Job:
In your copy, reproduce the entries exactly as they are, minus the images.

--- start Record extracts ---

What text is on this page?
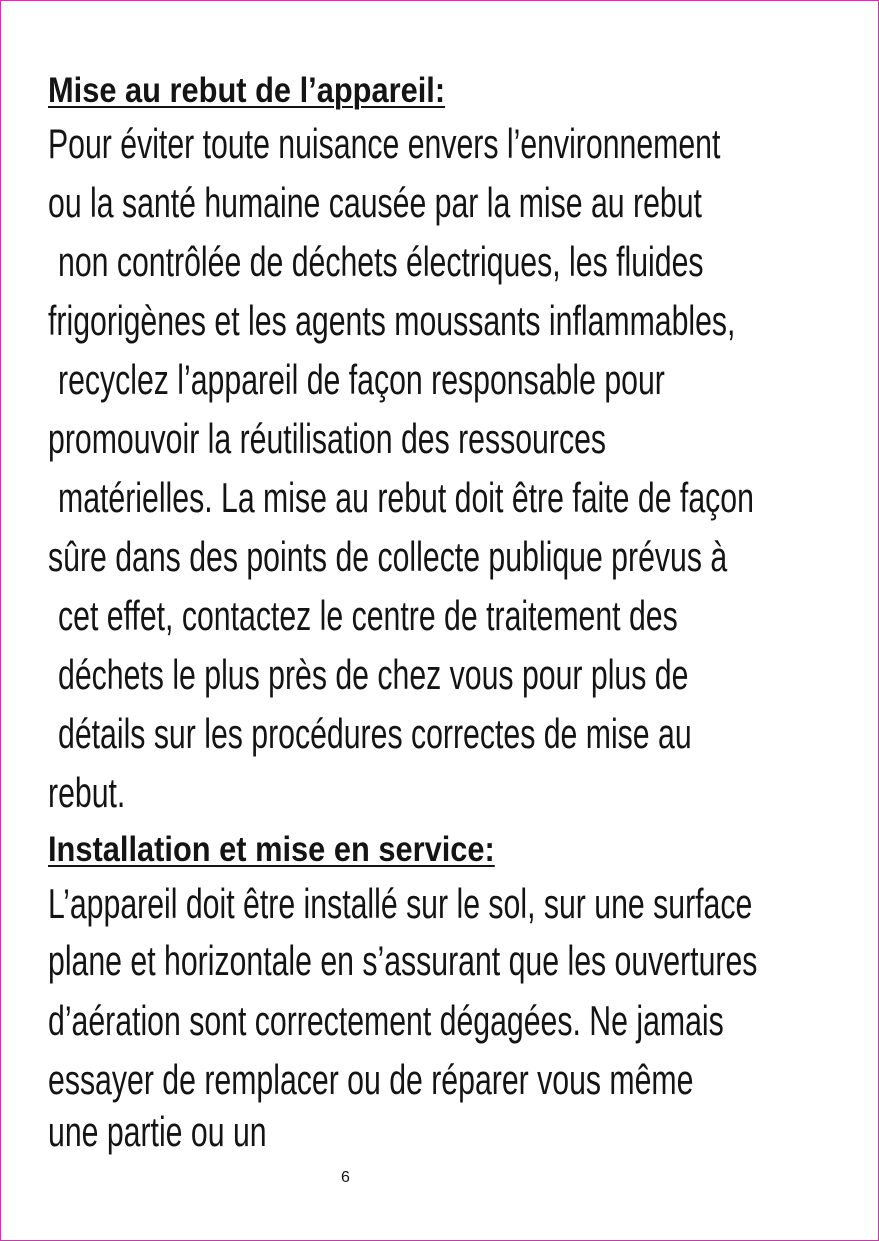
Mise au rebut de l’appareil:
Pour éviter toute nuisance envers l’environnement
ou la santé humaine causée par la mise au rebut
non contrôlée de déchets électriques, les fluides
frigorigènes et les agents moussants inflammables,
recyclez l’appareil de façon responsable pour
promouvoir la réutilisation des ressources
matérielles. La mise au rebut doit être faite de façon
sûre dans des points de collecte publique prévus à
cet effet, contactez le centre de traitement des
déchets le plus près de chez vous pour plus de
détails sur les procédures correctes de mise au
rebut.
Installation et mise en service:
L’appareil doit être installé sur le sol, sur une surface
plane et horizontale en s’assurant que les ouvertures
d’aération sont correctement dégagées. Ne jamais
essayer de remplacer ou de réparer vous même
une partie ou un
6
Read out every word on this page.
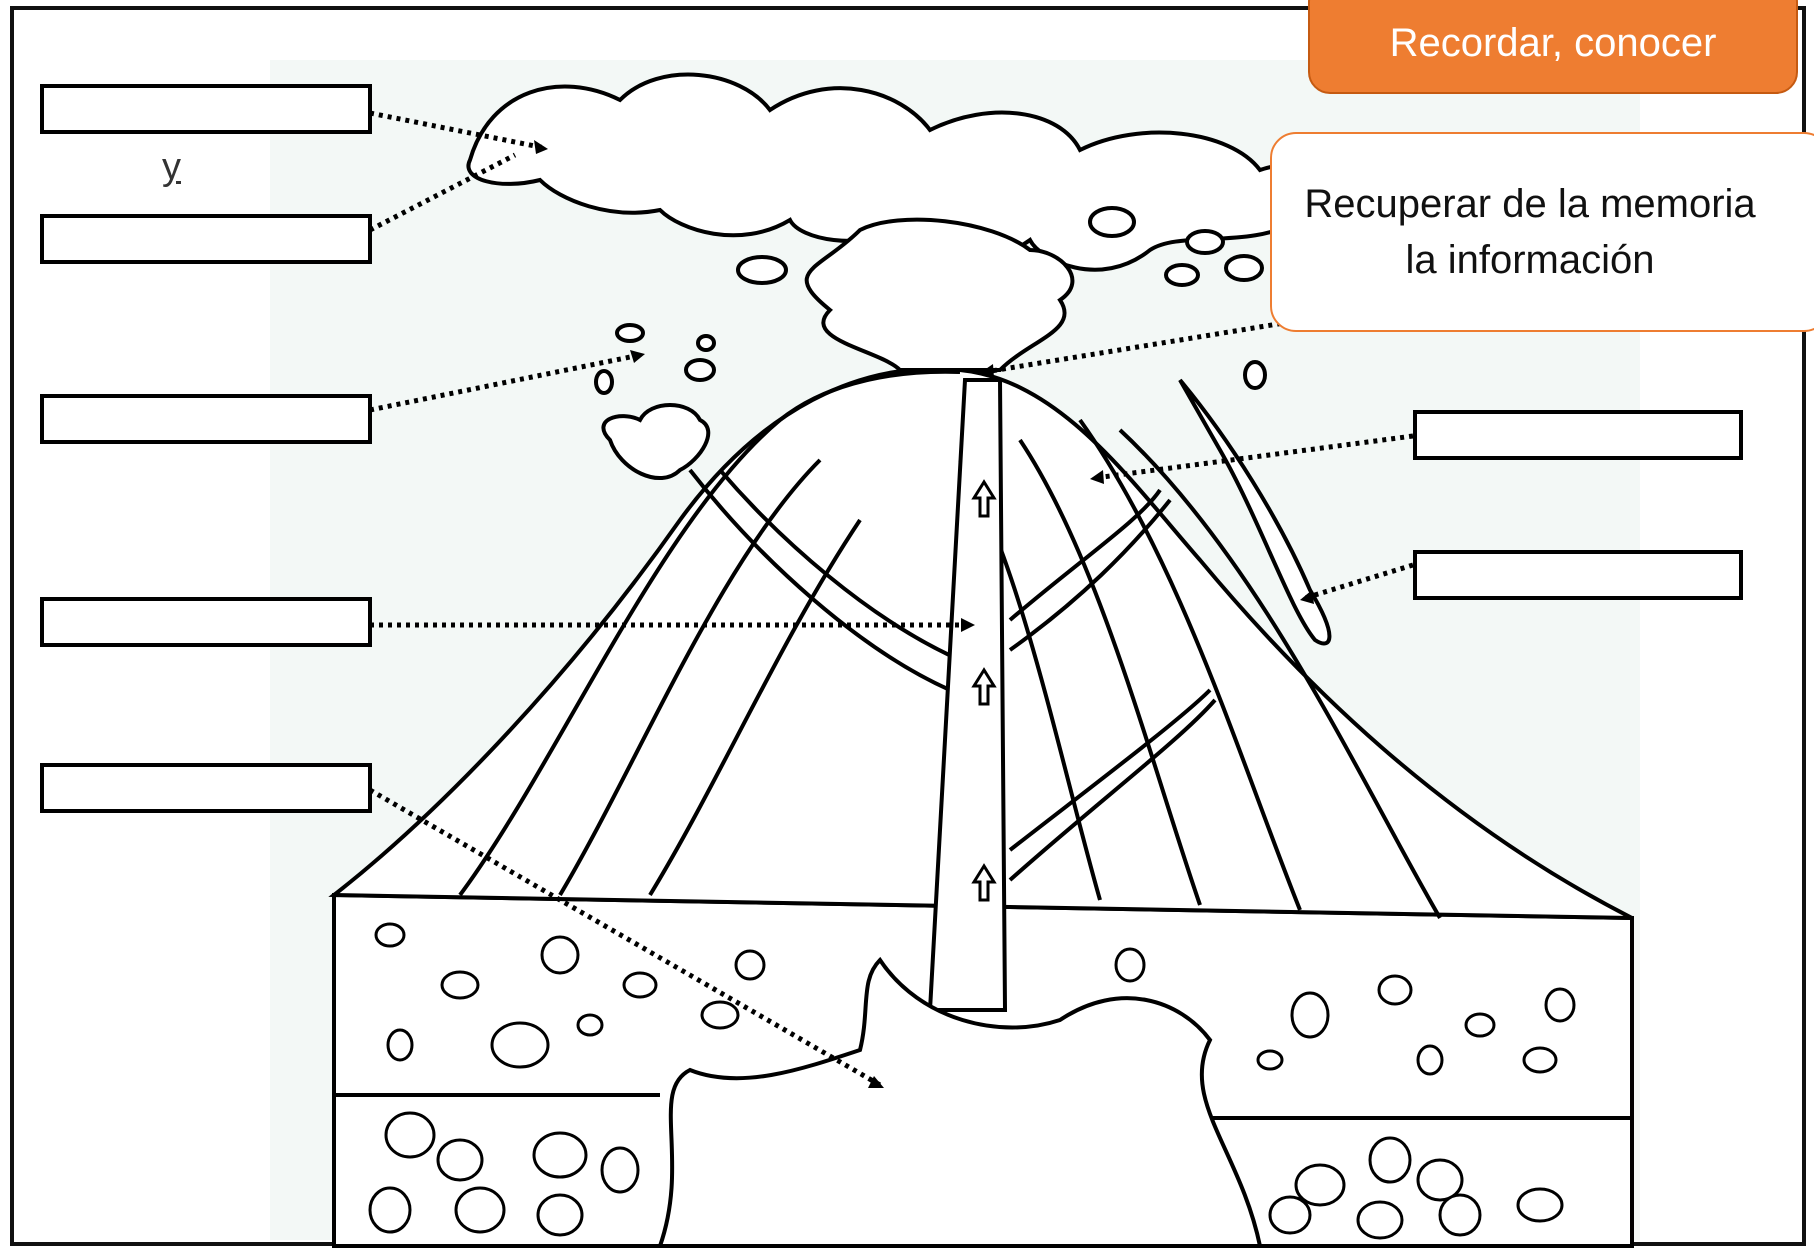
y
Recordar, conocer
Recuperar de la memoria
la información
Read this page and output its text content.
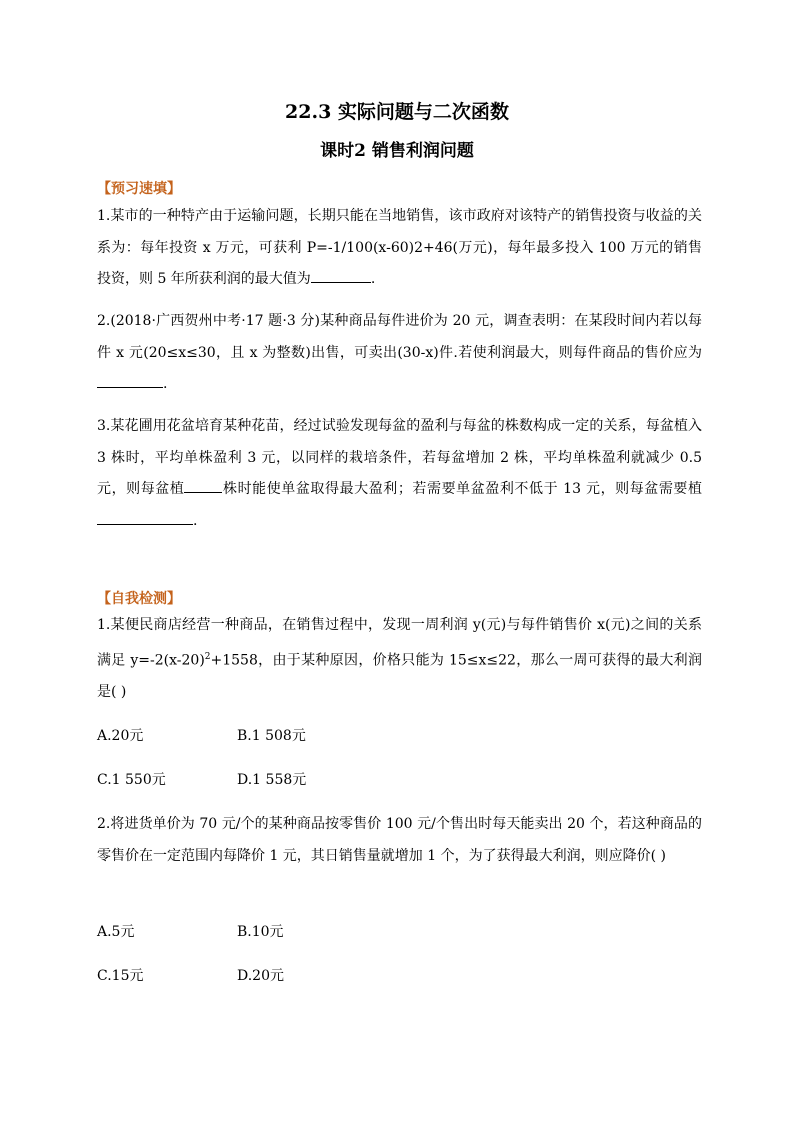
22.3 实际问题与二次函数
课时2 销售利润问题
【预习速填】
1.某市的一种特产由于运输问题，长期只能在当地销售，该市政府对该特产的销售投资与收益的关系为：每年投资 x 万元，可获利 P=-1/100(x-60)2+46(万元)，每年最多投入 100 万元的销售投资，则 5 年所获利润的最大值为	.
2.(2018·广西贺州中考·17 题·3 分)某种商品每件进价为 20 元，调查表明：在某段时间内若以每件 x 元(20≤x≤30，且 x 为整数)出售，可卖出(30-x)件.若使利润最大，则每件商品的售价应为.
3.某花圃用花盆培育某种花苗，经过试验发现每盆的盈利与每盆的株数构成一定的关系，每盆植入 3 株时，平均单株盈利 3 元，以同样的栽培条件，若每盆增加 2 株，平均单株盈利就减少 0.5 元，则每盆植	株时能使单盆取得最大盈利；若需要单盆盈利不低于 13 元，则每盆需要植.
【自我检测】
1.某便民商店经营一种商品，在销售过程中，发现一周利润 y(元)与每件销售价 x(元)之间的关系满足 $y=-2(x-20)^2+1558$，由于某种原因，价格只能为 15≤x≤22，那么一周可获得的最大利润是( )
A.20元	B.1 508元
C.1 550元	D.1 558元
2.将进货单价为 70 元/个的某种商品按零售价 100 元/个售出时每天能卖出 20 个，若这种商品的零售价在一定范围内每降价 1 元，其日销售量就增加 1 个，为了获得最大利润，则应降价( )
A.5元	B.10元
C.15元	D.20元
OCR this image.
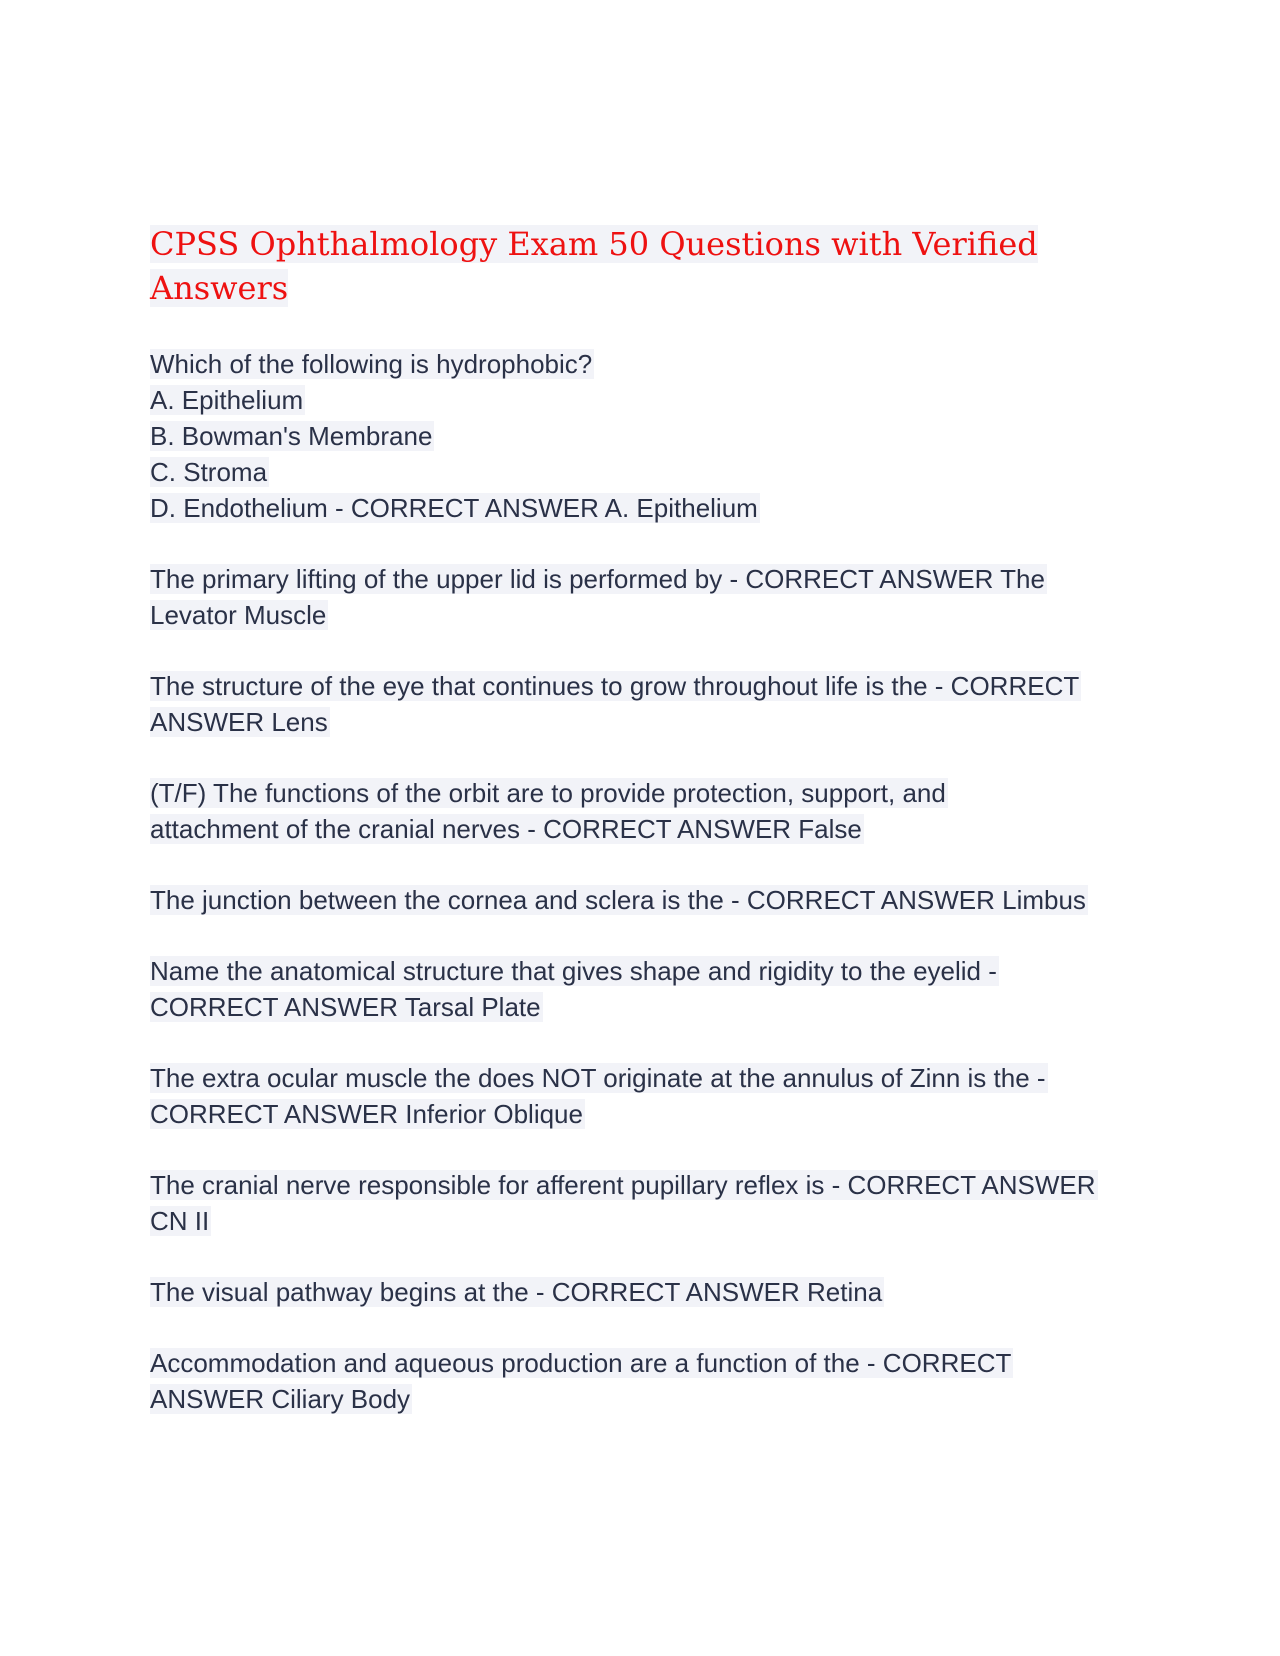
CPSS Ophthalmology Exam 50 Questions with Verified
Answers
Which of the following is hydrophobic?
A. Epithelium
B. Bowman's Membrane
C. Stroma
D. Endothelium - CORRECT ANSWER A. Epithelium
The primary lifting of the upper lid is performed by - CORRECT ANSWER The
Levator Muscle
The structure of the eye that continues to grow throughout life is the - CORRECT
ANSWER Lens
(T/F) The functions of the orbit are to provide protection, support, and
attachment of the cranial nerves - CORRECT ANSWER False
The junction between the cornea and sclera is the - CORRECT ANSWER Limbus
Name the anatomical structure that gives shape and rigidity to the eyelid -
CORRECT ANSWER Tarsal Plate
The extra ocular muscle the does NOT originate at the annulus of Zinn is the -
CORRECT ANSWER Inferior Oblique
The cranial nerve responsible for afferent pupillary reflex is - CORRECT ANSWER
CN II
The visual pathway begins at the - CORRECT ANSWER Retina
Accommodation and aqueous production are a function of the - CORRECT
ANSWER Ciliary Body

--- end Record extracts ---

Solution to the problem:
What text is on this page?
Mise au rebut de l’appareil:
Pour éviter toute nuisance envers l’environnement
ou la santé humaine causée par la mise au rebut
non contrôlée de déchets électriques, les fluides
frigorigènes et les agents moussants inflammables,
recyclez l’appareil de façon responsable pour
promouvoir la réutilisation des ressources
matérielles. La mise au rebut doit être faite de façon
sûre dans des points de collecte publique prévus à
cet effet, contactez le centre de traitement des
déchets le plus près de chez vous pour plus de
détails sur les procédures correctes de mise au
rebut.
Installation et mise en service:
L’appareil doit être installé sur le sol, sur une surface
plane et horizontale en s’assurant que les ouvertures
d’aération sont correctement dégagées. Ne jamais
essayer de remplacer ou de réparer vous même
une partie ou un
6
Read out every word on this page.
y
Recordar, conocer
Recuperar de la memoria
la información
Read this page and output its text content.
22.3 实际问题与二次函数
课时2 销售利润问题
【预习速填】
1.某市的一种特产由于运输问题，长期只能在当地销售，该市政府对该特产的销售投资与收益的关系为：每年投资 x 万元，可获利 P=-1/100(x-60)2+46(万元)，每年最多投入 100 万元的销售投资，则 5 年所获利润的最大值为	.
2.(2018·广西贺州中考·17 题·3 分)某种商品每件进价为 20 元，调查表明：在某段时间内若以每件 x 元(20≤x≤30，且 x 为整数)出售，可卖出(30-x)件.若使利润最大，则每件商品的售价应为.
3.某花圃用花盆培育某种花苗，经过试验发现每盆的盈利与每盆的株数构成一定的关系，每盆植入 3 株时，平均单株盈利 3 元，以同样的栽培条件，若每盆增加 2 株，平均单株盈利就减少 0.5 元，则每盆植	株时能使单盆取得最大盈利；若需要单盆盈利不低于 13 元，则每盆需要植.
【自我检测】
1.某便民商店经营一种商品，在销售过程中，发现一周利润 y(元)与每件销售价 x(元)之间的关系满足 $y=-2(x-20)^2+1558$，由于某种原因，价格只能为 15≤x≤22，那么一周可获得的最大利润是( )
A.20元	B.1 508元
C.1 550元	D.1 558元
2.将进货单价为 70 元/个的某种商品按零售价 100 元/个售出时每天能卖出 20 个，若这种商品的零售价在一定范围内每降价 1 元，其日销售量就增加 1 个，为了获得最大利润，则应降价( )
A.5元	B.10元
C.15元	D.20元
OCR this image.
CPSS Ophthalmology Exam 50 Questions with Verified
Answers
Which of the following is hydrophobic?
A. Epithelium
B. Bowman's Membrane
C. Stroma
D. Endothelium - CORRECT ANSWER A. Epithelium
The primary lifting of the upper lid is performed by - CORRECT ANSWER The
Levator Muscle
The structure of the eye that continues to grow throughout life is the - CORRECT
ANSWER Lens
(T/F) The functions of the orbit are to provide protection, support, and
attachment of the cranial nerves - CORRECT ANSWER False
The junction between the cornea and sclera is the - CORRECT ANSWER Limbus
Name the anatomical structure that gives shape and rigidity to the eyelid -
CORRECT ANSWER Tarsal Plate
The extra ocular muscle the does NOT originate at the annulus of Zinn is the -
CORRECT ANSWER Inferior Oblique
The cranial nerve responsible for afferent pupillary reflex is - CORRECT ANSWER
CN II
The visual pathway begins at the - CORRECT ANSWER Retina
Accommodation and aqueous production are a function of the - CORRECT
ANSWER Ciliary Body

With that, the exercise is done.